[START OF Extracted material]

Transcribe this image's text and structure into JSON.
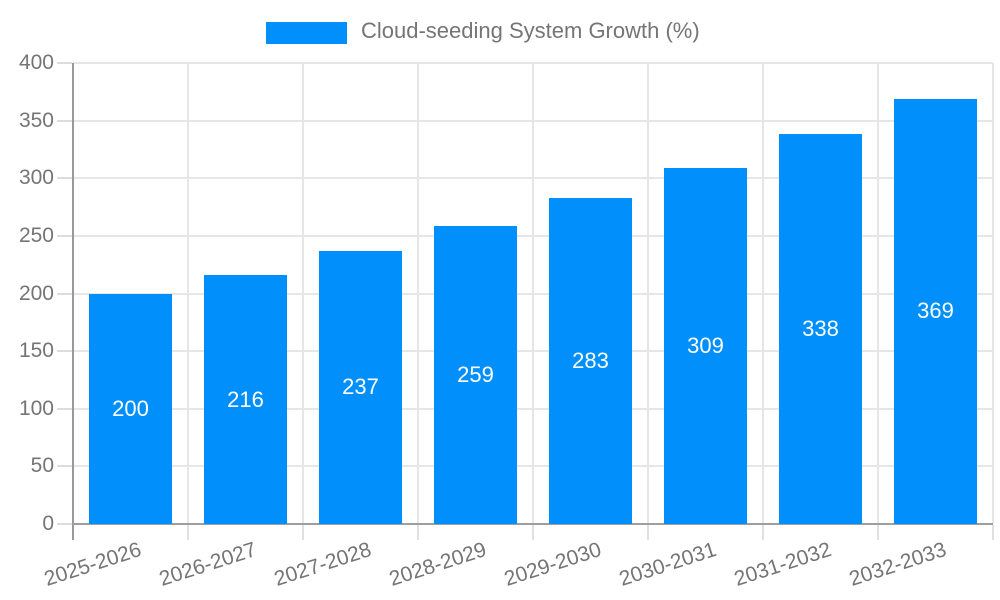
{
  "chart_data": {
    "type": "bar",
    "title": "",
    "legend": {
      "label": "Cloud-seeding System Growth (%)",
      "position": "top",
      "swatch_shape": "rectangle"
    },
    "categories": [
      "2025-2026",
      "2026-2027",
      "2027-2028",
      "2028-2029",
      "2029-2030",
      "2030-2031",
      "2031-2032",
      "2032-2033"
    ],
    "values": [
      200,
      216,
      237,
      259,
      283,
      309,
      338,
      369
    ],
    "data_labels": [
      "200",
      "216",
      "237",
      "259",
      "283",
      "309",
      "338",
      "369"
    ],
    "xlabel": "",
    "ylabel": "",
    "ylim": [
      0,
      400
    ],
    "yticks": [
      0,
      50,
      100,
      150,
      200,
      250,
      300,
      350,
      400
    ],
    "grid": "on",
    "colors": {
      "bar": "#008FFB",
      "gridline": "#e6e6e6",
      "axis_line": "#999999",
      "tick_text": "#757575",
      "legend_text": "#757575",
      "data_label_text": "#ffffff",
      "background": "#ffffff"
    }
  }
}
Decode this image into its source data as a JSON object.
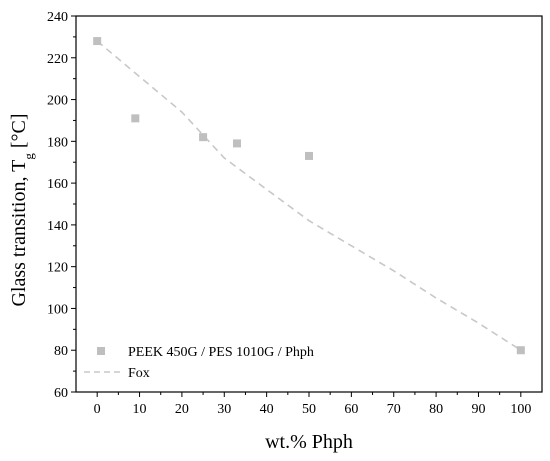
{
  "chart_data": {
    "type": "scatter",
    "title": "",
    "xlabel": "wt.% Phph",
    "ylabel_main": "Glass transition, T",
    "ylabel_sub": "g",
    "ylabel_unit": " [°C]",
    "xlim": [
      -5,
      105
    ],
    "ylim": [
      60,
      240
    ],
    "xticks": [
      0,
      10,
      20,
      30,
      40,
      50,
      60,
      70,
      80,
      90,
      100
    ],
    "yticks": [
      60,
      80,
      100,
      120,
      140,
      160,
      180,
      200,
      220,
      240
    ],
    "grid": false,
    "legend_position": "bottom-left",
    "series": [
      {
        "name": "PEEK 450G / PES 1010G / Phph",
        "kind": "scatter",
        "marker": "square",
        "color": "#bfbfbf",
        "points": [
          {
            "x": 0,
            "y": 228
          },
          {
            "x": 9,
            "y": 191
          },
          {
            "x": 25,
            "y": 182
          },
          {
            "x": 33,
            "y": 179
          },
          {
            "x": 50,
            "y": 173
          },
          {
            "x": 100,
            "y": 80
          }
        ]
      },
      {
        "name": "Fox",
        "kind": "line",
        "dash": "dashed",
        "color": "#c8c8c8",
        "points": [
          {
            "x": 0,
            "y": 228
          },
          {
            "x": 10,
            "y": 211
          },
          {
            "x": 20,
            "y": 194
          },
          {
            "x": 30,
            "y": 172
          },
          {
            "x": 40,
            "y": 157
          },
          {
            "x": 50,
            "y": 142
          },
          {
            "x": 60,
            "y": 130
          },
          {
            "x": 70,
            "y": 118
          },
          {
            "x": 80,
            "y": 105
          },
          {
            "x": 90,
            "y": 93
          },
          {
            "x": 100,
            "y": 80
          }
        ]
      }
    ]
  }
}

[END OF Extracted material]

Directions for this task –
Write out the entries again, exactly as given, skipping any images.

Expected answer –
Transcribe this image's text and structure into JSON.
{
  "chart_data": {
    "type": "bar",
    "title": "",
    "legend": {
      "label": "Cloud-seeding System Growth (%)",
      "position": "top",
      "swatch_shape": "rectangle"
    },
    "categories": [
      "2025-2026",
      "2026-2027",
      "2027-2028",
      "2028-2029",
      "2029-2030",
      "2030-2031",
      "2031-2032",
      "2032-2033"
    ],
    "values": [
      200,
      216,
      237,
      259,
      283,
      309,
      338,
      369
    ],
    "data_labels": [
      "200",
      "216",
      "237",
      "259",
      "283",
      "309",
      "338",
      "369"
    ],
    "xlabel": "",
    "ylabel": "",
    "ylim": [
      0,
      400
    ],
    "yticks": [
      0,
      50,
      100,
      150,
      200,
      250,
      300,
      350,
      400
    ],
    "grid": "on",
    "colors": {
      "bar": "#008FFB",
      "gridline": "#e6e6e6",
      "axis_line": "#999999",
      "tick_text": "#757575",
      "legend_text": "#757575",
      "data_label_text": "#ffffff",
      "background": "#ffffff"
    }
  }
}
Decode this image into its source data as a JSON object.
{
  "chart_data": {
    "type": "scatter",
    "title": "",
    "xlabel": "wt.% Phph",
    "ylabel_main": "Glass transition, T",
    "ylabel_sub": "g",
    "ylabel_unit": " [°C]",
    "xlim": [
      -5,
      105
    ],
    "ylim": [
      60,
      240
    ],
    "xticks": [
      0,
      10,
      20,
      30,
      40,
      50,
      60,
      70,
      80,
      90,
      100
    ],
    "yticks": [
      60,
      80,
      100,
      120,
      140,
      160,
      180,
      200,
      220,
      240
    ],
    "grid": false,
    "legend_position": "bottom-left",
    "series": [
      {
        "name": "PEEK 450G / PES 1010G / Phph",
        "kind": "scatter",
        "marker": "square",
        "color": "#bfbfbf",
        "points": [
          {
            "x": 0,
            "y": 228
          },
          {
            "x": 9,
            "y": 191
          },
          {
            "x": 25,
            "y": 182
          },
          {
            "x": 33,
            "y": 179
          },
          {
            "x": 50,
            "y": 173
          },
          {
            "x": 100,
            "y": 80
          }
        ]
      },
      {
        "name": "Fox",
        "kind": "line",
        "dash": "dashed",
        "color": "#c8c8c8",
        "points": [
          {
            "x": 0,
            "y": 228
          },
          {
            "x": 10,
            "y": 211
          },
          {
            "x": 20,
            "y": 194
          },
          {
            "x": 30,
            "y": 172
          },
          {
            "x": 40,
            "y": 157
          },
          {
            "x": 50,
            "y": 142
          },
          {
            "x": 60,
            "y": 130
          },
          {
            "x": 70,
            "y": 118
          },
          {
            "x": 80,
            "y": 105
          },
          {
            "x": 90,
            "y": 93
          },
          {
            "x": 100,
            "y": 80
          }
        ]
      }
    ]
  }
}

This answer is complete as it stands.